[Stated exercise] Present every line in which the string "heading" appears.

◆ ◆ ◆

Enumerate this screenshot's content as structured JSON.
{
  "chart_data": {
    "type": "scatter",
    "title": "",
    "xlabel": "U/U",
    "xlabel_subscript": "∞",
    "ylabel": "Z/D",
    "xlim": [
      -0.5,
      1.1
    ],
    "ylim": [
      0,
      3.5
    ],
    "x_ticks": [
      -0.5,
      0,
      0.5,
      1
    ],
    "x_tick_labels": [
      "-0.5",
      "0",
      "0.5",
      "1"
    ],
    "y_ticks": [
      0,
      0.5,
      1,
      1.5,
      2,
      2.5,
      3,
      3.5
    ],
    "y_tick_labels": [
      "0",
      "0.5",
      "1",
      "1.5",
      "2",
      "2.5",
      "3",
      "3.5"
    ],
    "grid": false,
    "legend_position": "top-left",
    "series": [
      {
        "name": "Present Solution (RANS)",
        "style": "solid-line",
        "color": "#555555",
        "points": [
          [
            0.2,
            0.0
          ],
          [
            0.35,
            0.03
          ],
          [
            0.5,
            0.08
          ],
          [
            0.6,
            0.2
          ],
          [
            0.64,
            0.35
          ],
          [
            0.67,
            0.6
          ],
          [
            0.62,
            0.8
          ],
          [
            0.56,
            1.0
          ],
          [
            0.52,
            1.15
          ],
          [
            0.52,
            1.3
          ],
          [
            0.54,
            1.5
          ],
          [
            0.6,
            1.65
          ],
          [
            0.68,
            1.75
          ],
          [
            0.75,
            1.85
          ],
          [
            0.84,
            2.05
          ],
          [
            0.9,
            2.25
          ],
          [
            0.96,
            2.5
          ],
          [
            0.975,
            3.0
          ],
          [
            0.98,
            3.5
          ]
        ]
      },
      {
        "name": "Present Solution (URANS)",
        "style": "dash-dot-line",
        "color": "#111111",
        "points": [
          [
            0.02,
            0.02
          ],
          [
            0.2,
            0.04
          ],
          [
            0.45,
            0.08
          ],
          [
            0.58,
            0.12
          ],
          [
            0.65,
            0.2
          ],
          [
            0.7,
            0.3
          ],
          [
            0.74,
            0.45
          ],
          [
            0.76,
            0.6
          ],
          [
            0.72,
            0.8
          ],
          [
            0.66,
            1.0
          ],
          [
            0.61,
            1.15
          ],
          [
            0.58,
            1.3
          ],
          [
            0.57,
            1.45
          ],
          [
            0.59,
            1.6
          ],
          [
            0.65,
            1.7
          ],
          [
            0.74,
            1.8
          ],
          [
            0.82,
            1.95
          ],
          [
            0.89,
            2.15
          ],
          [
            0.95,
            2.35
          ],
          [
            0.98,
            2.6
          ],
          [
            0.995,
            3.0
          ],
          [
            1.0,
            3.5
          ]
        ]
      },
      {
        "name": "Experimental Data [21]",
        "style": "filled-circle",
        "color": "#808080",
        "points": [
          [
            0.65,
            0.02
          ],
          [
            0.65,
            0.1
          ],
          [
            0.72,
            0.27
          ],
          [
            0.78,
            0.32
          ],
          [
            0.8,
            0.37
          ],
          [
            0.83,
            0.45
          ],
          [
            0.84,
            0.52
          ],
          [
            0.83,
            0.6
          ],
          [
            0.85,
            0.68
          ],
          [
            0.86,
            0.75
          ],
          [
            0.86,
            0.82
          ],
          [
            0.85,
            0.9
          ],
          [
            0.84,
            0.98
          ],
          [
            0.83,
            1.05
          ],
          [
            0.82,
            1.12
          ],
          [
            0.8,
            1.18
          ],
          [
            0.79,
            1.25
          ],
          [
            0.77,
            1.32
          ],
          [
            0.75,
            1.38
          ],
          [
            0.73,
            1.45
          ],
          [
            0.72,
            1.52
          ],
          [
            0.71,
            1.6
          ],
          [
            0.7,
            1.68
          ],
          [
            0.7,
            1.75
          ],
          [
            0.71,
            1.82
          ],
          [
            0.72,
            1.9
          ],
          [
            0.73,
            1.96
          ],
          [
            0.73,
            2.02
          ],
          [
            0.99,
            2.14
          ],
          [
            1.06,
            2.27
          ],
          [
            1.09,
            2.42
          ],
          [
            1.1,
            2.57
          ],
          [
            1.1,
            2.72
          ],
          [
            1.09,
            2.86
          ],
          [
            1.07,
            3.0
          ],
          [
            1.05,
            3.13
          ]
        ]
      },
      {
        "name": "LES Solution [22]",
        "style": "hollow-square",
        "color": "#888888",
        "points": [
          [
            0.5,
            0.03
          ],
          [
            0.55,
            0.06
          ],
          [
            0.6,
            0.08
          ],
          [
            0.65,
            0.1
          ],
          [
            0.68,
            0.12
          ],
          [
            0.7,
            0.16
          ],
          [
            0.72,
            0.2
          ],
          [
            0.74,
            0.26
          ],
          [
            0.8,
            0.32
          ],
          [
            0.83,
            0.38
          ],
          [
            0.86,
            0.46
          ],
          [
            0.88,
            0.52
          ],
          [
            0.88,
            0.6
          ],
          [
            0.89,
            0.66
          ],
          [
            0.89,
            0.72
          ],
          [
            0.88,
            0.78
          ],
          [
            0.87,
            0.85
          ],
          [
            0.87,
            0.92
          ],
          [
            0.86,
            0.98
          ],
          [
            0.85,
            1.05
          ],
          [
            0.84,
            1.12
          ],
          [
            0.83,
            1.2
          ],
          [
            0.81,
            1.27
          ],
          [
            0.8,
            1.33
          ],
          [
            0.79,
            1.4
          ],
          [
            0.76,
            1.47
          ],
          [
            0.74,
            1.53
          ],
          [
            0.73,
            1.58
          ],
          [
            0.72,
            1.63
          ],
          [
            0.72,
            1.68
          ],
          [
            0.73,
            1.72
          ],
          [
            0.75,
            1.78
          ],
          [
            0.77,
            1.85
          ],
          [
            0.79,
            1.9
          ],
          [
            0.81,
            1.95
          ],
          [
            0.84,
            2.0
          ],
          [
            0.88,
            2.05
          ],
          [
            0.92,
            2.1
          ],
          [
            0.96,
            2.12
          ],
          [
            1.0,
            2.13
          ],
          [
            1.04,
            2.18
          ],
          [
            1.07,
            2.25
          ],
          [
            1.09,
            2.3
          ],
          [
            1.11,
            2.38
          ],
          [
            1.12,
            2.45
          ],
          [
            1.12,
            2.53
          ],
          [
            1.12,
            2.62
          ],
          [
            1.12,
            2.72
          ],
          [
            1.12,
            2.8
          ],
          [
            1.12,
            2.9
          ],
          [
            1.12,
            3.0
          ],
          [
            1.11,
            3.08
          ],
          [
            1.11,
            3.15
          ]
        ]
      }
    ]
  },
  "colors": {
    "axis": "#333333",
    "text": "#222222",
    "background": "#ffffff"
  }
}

◆ ◆ ◆

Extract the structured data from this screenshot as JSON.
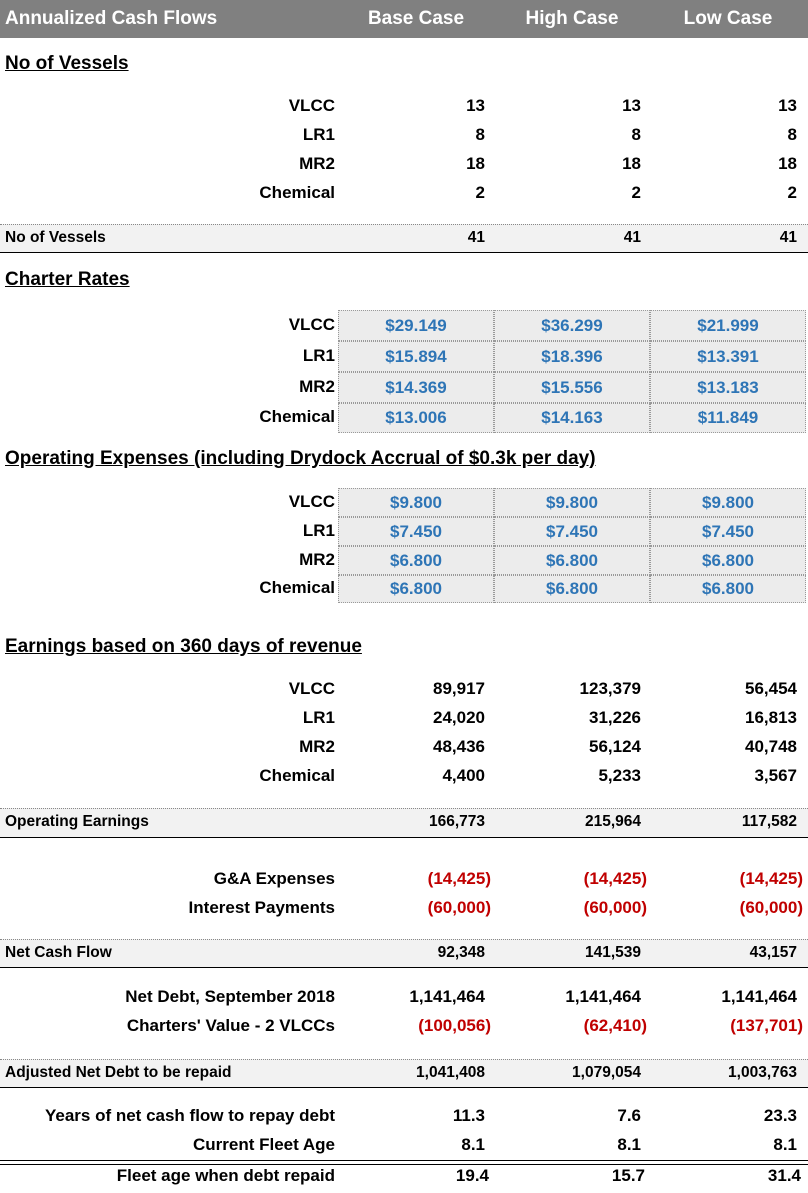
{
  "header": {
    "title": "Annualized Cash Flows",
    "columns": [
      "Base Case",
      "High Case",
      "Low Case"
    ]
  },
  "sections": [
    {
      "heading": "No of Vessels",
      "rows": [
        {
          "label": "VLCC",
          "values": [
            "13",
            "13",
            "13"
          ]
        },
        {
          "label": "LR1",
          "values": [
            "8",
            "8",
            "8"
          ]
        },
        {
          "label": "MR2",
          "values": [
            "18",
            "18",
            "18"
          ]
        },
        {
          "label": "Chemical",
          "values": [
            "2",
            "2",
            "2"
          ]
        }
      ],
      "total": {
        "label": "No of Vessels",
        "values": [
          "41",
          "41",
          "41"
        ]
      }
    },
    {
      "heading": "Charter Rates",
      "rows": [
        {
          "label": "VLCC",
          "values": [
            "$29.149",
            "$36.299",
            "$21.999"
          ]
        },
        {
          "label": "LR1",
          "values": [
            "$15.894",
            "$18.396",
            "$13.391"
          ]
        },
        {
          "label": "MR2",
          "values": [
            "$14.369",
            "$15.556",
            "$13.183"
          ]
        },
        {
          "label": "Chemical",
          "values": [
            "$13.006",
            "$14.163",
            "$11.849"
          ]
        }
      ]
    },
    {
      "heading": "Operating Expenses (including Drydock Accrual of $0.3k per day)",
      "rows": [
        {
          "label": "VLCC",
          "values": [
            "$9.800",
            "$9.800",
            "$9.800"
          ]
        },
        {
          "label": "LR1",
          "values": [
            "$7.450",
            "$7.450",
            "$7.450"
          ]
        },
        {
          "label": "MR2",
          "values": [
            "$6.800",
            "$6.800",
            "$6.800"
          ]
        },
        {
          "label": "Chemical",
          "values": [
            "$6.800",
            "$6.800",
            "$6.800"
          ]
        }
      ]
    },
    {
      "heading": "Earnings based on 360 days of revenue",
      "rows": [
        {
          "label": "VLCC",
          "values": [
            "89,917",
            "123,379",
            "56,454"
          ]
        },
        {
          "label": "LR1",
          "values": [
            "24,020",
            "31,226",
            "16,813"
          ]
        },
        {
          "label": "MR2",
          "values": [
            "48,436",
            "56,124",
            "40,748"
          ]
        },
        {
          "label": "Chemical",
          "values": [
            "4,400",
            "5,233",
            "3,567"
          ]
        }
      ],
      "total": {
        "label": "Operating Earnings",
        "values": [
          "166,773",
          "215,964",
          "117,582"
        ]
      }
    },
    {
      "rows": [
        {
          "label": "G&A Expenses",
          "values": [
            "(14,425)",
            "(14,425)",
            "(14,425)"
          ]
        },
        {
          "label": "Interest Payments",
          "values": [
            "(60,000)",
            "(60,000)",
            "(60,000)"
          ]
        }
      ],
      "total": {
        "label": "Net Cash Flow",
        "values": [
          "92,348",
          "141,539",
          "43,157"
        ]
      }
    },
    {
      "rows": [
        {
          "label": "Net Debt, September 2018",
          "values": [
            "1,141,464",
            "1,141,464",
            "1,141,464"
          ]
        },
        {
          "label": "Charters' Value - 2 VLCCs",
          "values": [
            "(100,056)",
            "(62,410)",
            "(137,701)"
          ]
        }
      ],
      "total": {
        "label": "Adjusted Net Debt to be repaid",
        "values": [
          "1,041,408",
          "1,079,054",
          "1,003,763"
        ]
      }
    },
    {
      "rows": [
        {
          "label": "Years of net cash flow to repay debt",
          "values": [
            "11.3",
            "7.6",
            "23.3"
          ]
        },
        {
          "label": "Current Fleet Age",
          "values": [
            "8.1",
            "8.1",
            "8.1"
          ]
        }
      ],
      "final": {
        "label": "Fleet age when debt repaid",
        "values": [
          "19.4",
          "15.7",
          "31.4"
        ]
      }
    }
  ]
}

◆ ◆ ◆

[Final result]
      "heading": "No of Vessels",
      "heading": "Charter Rates",
      "heading": "Operating Expenses (including Drydock Accrual of $0.3k per day)",
      "heading": "Earnings based on 360 days of revenue",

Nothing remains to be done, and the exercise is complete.